THE RECORDS

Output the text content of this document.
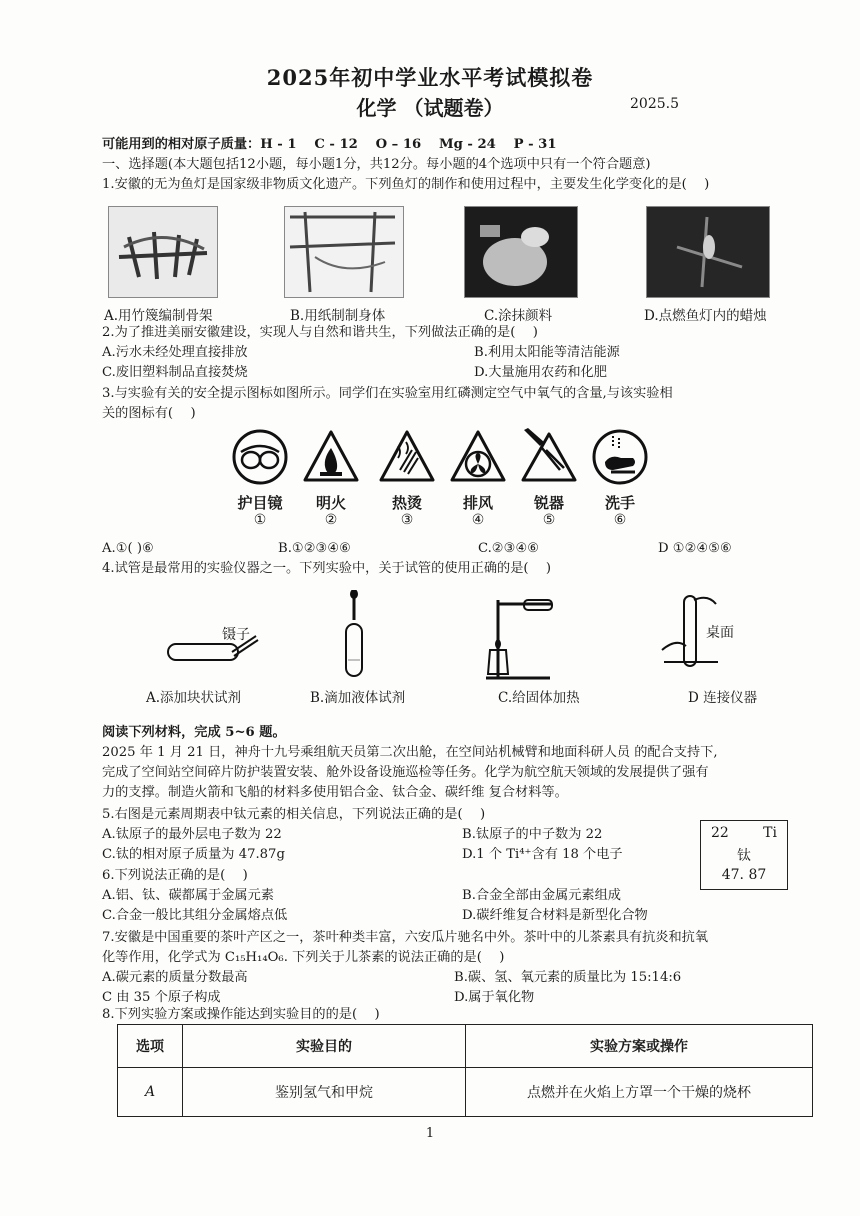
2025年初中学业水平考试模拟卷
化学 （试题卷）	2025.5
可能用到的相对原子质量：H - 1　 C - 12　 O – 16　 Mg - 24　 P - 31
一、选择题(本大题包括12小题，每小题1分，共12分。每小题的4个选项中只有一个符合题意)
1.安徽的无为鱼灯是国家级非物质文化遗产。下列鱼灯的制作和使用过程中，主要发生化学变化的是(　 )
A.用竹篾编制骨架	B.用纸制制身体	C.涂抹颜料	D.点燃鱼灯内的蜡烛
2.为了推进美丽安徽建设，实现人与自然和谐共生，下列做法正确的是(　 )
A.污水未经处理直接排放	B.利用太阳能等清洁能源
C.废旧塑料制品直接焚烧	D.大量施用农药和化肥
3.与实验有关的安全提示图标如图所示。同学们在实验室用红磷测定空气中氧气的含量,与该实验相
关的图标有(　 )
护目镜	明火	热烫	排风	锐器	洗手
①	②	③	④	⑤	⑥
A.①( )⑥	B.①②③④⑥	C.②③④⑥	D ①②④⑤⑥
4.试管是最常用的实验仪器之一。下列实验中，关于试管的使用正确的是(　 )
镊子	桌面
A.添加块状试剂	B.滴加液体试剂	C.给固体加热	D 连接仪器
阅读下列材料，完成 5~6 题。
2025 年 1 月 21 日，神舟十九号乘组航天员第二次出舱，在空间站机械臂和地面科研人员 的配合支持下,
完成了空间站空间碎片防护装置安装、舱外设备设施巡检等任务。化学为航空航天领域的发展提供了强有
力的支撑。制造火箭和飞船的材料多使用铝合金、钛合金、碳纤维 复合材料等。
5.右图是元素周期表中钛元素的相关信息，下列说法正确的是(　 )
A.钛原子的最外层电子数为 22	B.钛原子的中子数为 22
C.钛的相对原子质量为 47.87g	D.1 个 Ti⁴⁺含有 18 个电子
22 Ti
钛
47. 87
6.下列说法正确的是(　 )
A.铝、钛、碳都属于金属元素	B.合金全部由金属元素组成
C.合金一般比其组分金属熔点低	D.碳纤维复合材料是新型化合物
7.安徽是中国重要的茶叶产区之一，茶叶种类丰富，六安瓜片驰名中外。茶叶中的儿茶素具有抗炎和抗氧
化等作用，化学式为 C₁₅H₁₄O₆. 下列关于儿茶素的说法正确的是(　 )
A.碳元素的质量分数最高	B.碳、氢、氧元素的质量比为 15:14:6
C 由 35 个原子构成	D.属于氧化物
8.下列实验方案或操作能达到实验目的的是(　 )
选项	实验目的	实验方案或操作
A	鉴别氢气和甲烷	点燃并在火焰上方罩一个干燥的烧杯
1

--

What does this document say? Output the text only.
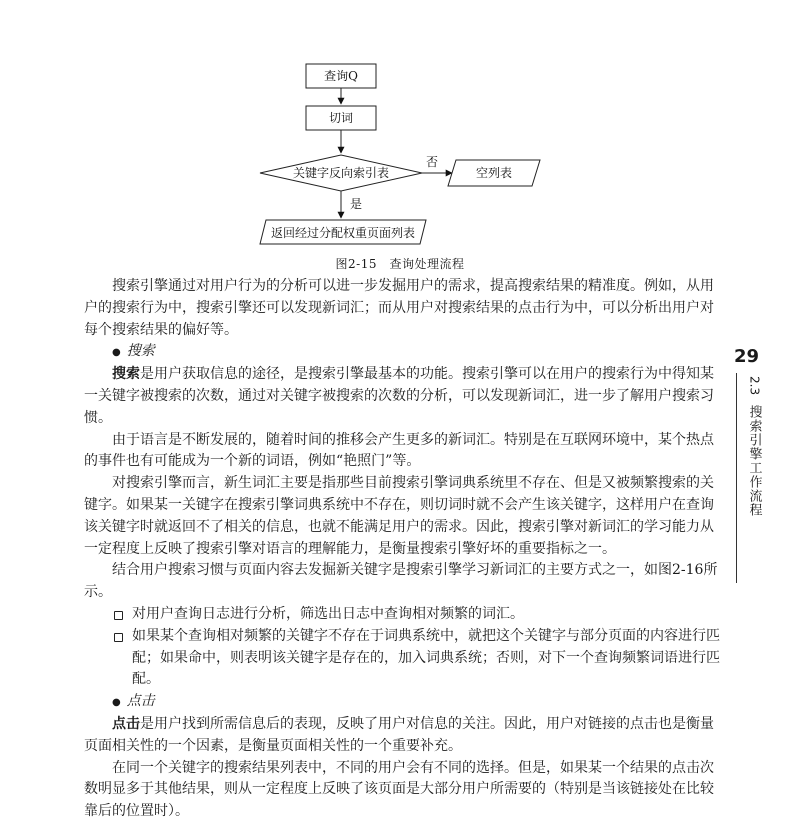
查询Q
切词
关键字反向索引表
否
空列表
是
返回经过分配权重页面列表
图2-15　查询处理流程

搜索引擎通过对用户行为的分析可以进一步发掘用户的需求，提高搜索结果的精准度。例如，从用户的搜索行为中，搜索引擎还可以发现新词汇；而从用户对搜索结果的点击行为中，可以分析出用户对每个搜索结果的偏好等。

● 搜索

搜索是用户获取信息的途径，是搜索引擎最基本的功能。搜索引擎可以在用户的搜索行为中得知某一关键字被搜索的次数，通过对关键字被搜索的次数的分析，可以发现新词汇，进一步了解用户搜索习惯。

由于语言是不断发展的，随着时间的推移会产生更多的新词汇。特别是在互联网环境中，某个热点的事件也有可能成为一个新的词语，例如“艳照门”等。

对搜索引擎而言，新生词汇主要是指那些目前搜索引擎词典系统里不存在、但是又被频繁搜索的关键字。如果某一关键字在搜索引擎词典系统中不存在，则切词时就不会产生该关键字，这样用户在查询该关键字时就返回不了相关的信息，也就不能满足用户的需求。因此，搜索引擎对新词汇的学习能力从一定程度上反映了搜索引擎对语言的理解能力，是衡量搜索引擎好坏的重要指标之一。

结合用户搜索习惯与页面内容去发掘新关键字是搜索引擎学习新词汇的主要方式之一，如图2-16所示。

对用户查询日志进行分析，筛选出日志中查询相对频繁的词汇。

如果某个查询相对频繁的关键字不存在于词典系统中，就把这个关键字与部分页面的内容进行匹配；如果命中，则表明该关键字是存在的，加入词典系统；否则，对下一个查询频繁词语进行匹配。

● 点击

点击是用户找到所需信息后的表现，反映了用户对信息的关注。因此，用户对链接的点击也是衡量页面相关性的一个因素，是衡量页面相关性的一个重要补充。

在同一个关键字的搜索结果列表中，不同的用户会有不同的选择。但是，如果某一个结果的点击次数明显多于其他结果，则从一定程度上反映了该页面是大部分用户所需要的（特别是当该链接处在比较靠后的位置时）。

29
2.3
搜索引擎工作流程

==

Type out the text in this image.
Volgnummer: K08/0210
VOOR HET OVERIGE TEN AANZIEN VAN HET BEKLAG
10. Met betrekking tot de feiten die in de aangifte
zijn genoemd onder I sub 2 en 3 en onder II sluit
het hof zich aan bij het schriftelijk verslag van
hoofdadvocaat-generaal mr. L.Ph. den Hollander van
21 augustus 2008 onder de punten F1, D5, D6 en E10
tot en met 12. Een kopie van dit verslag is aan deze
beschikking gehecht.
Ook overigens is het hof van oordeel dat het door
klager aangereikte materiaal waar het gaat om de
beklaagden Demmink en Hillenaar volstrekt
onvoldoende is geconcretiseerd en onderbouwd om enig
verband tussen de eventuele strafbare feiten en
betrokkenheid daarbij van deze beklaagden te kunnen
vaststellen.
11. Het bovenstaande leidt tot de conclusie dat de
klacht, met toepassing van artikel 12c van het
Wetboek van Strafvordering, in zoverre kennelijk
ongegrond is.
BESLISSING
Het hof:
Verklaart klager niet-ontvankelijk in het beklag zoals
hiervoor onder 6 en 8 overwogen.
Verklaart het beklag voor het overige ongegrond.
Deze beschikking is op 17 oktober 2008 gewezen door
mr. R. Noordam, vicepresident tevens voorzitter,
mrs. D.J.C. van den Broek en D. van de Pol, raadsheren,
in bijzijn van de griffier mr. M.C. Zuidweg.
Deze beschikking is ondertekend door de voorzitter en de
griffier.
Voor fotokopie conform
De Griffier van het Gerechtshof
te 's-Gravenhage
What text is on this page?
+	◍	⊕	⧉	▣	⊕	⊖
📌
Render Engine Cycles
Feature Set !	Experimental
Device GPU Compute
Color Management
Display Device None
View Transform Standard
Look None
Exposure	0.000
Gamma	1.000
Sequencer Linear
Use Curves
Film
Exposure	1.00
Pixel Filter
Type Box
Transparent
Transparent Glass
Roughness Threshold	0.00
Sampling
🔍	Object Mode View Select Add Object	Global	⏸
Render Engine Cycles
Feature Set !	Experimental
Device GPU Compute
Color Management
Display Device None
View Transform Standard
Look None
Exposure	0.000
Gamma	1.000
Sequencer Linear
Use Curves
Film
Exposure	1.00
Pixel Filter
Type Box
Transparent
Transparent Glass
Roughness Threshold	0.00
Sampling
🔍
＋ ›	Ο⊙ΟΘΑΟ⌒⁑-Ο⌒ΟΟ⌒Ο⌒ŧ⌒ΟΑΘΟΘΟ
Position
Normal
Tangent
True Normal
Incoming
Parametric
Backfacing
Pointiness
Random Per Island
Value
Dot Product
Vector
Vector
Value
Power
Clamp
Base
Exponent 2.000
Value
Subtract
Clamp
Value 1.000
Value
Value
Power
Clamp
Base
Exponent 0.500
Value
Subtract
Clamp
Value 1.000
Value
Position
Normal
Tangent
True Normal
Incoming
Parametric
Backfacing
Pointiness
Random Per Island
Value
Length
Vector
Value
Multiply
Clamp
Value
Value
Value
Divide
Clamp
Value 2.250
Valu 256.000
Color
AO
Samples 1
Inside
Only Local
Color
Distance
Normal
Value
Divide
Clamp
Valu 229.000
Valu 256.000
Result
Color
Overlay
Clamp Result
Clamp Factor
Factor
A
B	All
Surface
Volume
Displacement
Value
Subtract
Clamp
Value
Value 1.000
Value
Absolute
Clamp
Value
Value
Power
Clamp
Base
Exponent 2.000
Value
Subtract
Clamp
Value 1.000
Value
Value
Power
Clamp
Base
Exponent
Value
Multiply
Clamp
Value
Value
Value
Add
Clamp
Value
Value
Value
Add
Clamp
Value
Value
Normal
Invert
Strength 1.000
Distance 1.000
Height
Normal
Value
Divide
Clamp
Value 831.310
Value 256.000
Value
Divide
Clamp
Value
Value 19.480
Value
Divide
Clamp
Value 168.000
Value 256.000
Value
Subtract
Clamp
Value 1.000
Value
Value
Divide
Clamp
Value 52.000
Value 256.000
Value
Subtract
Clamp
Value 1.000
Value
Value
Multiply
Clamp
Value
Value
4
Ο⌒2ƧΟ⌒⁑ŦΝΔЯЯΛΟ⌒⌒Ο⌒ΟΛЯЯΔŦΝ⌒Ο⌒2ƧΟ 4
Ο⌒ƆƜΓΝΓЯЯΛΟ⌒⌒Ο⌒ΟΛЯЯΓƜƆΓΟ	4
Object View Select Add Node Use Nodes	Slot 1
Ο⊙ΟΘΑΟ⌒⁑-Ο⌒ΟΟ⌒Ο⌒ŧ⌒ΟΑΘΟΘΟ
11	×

STATED PROBLEM
From the data above, copy out every line with the string "beschikking" in it.

REPLY TO THE EXERCISE
beschikking gehecht.
Deze beschikking is op 17 oktober 2008 gewezen door
Deze beschikking is ondertekend door de voorzitter en de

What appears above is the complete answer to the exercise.